Task directions:
Extract each line bearing the word "source".

═══ Recorded data

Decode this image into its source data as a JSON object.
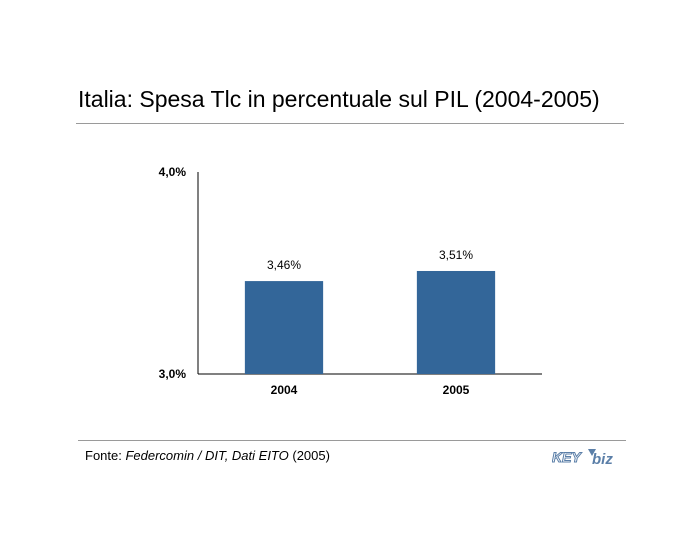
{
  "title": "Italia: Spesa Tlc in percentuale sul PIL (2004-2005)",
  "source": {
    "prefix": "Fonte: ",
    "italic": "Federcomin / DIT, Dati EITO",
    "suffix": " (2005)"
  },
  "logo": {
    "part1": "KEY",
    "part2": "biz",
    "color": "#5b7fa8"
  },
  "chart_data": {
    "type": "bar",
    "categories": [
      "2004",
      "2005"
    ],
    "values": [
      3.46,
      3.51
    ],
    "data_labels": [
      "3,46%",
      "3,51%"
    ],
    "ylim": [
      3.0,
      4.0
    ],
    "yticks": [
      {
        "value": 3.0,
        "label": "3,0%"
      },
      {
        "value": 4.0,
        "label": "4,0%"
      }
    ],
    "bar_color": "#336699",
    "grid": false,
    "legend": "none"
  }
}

══════

The reply:
Decode this image into its source data as a JSON object.
  "source": {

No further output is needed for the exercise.